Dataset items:
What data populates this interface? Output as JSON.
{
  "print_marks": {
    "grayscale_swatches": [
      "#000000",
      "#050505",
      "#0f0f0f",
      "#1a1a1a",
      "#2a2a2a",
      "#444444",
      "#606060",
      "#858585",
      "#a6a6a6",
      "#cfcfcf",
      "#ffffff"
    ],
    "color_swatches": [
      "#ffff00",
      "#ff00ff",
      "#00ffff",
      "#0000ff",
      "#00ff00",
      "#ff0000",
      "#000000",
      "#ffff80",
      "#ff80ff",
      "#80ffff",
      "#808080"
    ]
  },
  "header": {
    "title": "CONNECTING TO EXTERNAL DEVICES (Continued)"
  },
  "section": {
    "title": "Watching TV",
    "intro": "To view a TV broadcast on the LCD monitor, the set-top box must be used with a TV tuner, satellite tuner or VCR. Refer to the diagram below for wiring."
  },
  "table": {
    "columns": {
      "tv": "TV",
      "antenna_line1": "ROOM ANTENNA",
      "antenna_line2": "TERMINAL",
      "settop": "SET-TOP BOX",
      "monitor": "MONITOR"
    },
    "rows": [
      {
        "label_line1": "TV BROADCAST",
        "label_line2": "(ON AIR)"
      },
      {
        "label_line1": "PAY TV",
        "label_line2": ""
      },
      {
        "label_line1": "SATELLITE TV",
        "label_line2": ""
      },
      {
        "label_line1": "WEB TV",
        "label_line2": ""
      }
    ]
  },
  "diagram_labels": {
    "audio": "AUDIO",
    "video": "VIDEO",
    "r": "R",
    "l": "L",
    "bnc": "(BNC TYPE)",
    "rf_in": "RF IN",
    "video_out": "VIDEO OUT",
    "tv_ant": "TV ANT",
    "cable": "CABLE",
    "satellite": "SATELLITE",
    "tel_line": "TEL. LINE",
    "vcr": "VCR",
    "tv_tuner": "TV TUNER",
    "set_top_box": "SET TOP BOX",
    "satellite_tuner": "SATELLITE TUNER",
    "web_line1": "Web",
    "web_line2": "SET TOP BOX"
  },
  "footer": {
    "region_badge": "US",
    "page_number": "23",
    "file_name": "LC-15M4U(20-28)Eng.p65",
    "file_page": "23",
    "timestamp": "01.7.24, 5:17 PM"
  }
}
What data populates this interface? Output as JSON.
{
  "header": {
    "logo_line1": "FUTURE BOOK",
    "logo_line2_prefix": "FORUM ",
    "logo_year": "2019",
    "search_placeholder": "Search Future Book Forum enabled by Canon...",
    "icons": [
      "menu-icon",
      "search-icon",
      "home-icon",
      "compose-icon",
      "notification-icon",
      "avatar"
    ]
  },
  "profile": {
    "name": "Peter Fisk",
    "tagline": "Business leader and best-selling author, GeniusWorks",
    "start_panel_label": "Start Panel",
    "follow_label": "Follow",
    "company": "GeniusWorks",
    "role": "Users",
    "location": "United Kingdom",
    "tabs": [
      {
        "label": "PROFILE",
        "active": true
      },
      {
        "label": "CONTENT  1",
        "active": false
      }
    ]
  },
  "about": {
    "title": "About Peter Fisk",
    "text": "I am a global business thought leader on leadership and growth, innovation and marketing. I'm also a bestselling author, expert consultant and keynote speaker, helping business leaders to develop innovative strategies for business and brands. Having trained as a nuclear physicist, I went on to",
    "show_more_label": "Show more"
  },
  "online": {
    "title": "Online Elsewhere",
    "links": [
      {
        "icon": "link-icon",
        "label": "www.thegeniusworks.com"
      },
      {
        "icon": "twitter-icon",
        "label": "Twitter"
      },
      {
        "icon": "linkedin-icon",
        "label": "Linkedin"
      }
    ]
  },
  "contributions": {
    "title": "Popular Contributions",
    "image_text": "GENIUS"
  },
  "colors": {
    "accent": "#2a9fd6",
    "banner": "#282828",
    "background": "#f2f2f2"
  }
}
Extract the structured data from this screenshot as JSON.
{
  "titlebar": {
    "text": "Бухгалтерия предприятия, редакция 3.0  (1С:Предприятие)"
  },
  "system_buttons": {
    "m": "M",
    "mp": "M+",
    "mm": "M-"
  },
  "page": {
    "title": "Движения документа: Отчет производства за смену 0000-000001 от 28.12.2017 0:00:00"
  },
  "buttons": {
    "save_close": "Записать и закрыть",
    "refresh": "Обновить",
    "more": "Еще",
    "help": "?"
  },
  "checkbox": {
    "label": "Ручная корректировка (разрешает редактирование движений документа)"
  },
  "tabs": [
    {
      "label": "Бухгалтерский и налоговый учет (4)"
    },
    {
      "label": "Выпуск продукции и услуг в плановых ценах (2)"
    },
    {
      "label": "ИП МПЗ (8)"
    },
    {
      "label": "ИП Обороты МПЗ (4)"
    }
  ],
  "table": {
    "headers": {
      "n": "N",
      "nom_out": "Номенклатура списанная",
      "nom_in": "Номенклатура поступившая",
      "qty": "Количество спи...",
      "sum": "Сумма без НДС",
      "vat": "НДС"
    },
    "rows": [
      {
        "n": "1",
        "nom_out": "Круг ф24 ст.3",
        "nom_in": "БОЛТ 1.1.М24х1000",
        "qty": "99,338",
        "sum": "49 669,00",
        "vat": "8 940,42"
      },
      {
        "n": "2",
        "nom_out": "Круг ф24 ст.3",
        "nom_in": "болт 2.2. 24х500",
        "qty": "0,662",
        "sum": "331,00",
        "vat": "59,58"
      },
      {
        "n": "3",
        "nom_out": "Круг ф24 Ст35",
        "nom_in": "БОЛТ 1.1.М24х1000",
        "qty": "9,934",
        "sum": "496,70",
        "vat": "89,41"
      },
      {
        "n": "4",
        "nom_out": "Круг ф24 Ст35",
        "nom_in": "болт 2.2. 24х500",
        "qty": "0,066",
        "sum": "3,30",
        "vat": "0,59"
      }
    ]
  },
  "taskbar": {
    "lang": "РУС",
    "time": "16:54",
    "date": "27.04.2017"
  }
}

Description of the task: Pick out all lines from the data above in which the word "документа" appears.

Exercise result:
    "title": "Движения документа: Отчет производства за смену 0000-000001 от 28.12.2017 0:00:00"
    "label": "Ручная корректировка (разрешает редактирование движений документа)"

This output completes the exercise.